> [INSTRUCTIONS FOR THE TASK]: The entries follow. Copy every line in which "composition" appears.
------------------------------------------------------------
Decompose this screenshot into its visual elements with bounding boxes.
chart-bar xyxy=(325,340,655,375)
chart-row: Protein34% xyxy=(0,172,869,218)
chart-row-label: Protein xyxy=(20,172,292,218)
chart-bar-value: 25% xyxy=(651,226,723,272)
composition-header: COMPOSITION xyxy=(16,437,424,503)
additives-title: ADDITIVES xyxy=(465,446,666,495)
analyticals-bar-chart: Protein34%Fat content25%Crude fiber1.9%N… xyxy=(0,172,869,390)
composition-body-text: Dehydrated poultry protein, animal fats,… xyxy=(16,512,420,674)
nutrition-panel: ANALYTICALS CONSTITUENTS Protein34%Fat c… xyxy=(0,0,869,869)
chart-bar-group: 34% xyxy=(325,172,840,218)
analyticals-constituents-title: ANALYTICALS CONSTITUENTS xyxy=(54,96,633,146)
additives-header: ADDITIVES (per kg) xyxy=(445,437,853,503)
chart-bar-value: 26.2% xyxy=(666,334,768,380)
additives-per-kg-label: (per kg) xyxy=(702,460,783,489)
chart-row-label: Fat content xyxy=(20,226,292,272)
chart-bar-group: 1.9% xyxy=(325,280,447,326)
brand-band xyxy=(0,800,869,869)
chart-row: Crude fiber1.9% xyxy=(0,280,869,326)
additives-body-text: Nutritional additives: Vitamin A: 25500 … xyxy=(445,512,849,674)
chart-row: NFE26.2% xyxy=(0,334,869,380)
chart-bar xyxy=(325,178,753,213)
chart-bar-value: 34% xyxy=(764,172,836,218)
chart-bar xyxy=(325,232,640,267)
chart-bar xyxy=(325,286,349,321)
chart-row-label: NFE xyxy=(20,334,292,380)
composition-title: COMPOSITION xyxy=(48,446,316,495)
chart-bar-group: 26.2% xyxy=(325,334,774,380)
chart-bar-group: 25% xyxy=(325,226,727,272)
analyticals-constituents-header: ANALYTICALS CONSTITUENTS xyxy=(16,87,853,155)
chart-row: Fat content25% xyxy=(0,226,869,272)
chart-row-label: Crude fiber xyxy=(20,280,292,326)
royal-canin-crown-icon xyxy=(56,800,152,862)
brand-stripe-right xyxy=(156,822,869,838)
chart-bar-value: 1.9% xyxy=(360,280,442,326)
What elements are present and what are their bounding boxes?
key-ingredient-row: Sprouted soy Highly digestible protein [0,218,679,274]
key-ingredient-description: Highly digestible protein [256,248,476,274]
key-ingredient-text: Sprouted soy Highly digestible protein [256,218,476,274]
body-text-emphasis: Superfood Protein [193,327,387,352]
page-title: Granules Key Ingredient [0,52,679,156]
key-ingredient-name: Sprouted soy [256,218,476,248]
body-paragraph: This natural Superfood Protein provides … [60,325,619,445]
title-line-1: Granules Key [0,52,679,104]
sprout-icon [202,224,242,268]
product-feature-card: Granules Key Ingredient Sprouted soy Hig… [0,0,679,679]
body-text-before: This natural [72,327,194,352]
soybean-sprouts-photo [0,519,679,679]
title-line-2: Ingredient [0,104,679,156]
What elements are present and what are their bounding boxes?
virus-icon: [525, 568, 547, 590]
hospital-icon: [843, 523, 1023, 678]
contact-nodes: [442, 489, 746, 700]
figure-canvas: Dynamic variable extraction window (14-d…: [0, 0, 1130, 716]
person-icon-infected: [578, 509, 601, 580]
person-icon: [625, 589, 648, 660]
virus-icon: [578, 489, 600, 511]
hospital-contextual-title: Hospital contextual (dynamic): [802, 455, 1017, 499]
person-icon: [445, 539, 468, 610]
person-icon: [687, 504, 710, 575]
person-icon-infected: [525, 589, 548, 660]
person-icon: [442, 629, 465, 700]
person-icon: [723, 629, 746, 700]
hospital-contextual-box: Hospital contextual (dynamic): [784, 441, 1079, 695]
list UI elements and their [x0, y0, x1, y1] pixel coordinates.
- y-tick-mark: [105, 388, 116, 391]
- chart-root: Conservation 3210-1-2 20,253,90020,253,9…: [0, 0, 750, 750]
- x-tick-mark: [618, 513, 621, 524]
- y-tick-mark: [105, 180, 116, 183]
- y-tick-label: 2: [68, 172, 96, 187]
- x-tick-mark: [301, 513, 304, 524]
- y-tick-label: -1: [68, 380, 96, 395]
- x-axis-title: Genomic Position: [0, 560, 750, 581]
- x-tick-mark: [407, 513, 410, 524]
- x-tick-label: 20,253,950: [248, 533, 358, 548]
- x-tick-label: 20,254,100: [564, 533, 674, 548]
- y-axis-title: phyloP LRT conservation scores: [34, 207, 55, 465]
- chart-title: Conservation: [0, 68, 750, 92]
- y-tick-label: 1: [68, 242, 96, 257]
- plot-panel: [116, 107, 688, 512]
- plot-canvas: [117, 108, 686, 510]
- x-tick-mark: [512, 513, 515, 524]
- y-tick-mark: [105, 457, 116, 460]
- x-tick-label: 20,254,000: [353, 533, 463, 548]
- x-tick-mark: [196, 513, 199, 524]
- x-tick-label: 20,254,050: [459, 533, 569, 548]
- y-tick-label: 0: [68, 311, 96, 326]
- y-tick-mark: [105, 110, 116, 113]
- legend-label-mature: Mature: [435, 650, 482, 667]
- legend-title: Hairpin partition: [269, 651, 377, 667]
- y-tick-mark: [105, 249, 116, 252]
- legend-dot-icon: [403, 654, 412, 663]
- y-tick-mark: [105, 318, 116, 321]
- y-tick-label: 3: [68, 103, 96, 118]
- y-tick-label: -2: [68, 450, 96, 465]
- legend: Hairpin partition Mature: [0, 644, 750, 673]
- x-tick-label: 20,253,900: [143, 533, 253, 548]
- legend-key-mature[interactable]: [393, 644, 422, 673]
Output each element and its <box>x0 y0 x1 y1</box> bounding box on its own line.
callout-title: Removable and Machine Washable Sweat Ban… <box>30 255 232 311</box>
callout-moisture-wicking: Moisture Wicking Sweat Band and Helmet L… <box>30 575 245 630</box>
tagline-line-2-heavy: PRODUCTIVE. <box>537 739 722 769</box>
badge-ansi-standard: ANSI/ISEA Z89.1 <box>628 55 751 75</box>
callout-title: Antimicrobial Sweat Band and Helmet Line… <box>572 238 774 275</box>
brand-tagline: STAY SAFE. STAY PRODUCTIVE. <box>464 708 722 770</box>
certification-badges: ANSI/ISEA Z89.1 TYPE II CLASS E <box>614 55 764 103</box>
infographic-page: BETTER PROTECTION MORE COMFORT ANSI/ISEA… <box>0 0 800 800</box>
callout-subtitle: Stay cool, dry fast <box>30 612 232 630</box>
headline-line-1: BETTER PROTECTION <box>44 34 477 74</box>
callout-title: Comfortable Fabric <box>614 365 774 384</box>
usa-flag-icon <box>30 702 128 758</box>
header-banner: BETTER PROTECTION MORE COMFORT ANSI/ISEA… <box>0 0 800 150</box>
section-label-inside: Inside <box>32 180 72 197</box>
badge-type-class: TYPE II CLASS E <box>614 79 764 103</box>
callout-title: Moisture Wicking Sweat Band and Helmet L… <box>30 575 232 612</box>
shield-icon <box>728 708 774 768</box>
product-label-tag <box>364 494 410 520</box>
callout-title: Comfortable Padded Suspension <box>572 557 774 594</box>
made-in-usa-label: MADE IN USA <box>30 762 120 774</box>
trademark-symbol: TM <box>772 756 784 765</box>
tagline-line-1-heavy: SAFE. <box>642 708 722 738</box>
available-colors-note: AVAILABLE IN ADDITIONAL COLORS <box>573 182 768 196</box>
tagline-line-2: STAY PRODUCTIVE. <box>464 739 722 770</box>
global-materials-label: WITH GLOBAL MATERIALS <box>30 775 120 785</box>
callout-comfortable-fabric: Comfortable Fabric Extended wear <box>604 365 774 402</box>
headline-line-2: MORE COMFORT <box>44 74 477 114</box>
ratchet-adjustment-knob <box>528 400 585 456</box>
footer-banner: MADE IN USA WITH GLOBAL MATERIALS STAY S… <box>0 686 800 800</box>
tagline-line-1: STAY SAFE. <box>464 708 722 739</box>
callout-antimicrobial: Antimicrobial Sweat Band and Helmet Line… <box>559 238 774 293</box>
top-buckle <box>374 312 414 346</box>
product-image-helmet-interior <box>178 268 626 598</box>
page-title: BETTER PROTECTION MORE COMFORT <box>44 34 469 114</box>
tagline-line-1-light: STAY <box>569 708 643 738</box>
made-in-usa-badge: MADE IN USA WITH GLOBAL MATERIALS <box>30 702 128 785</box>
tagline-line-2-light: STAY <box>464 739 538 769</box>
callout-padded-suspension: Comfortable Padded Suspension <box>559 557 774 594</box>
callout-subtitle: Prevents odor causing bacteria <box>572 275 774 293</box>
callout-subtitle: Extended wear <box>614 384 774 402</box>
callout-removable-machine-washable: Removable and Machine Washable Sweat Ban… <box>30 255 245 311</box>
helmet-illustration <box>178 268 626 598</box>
------------------------------------------------------------
> [SOLVED PROBLEM]:
composition-header: COMPOSITION xyxy=(16,437,424,503)
composition-body-text: Dehydrated poultry protein, animal fats,… xyxy=(16,512,420,674)
composition-title: COMPOSITION xyxy=(48,446,316,495)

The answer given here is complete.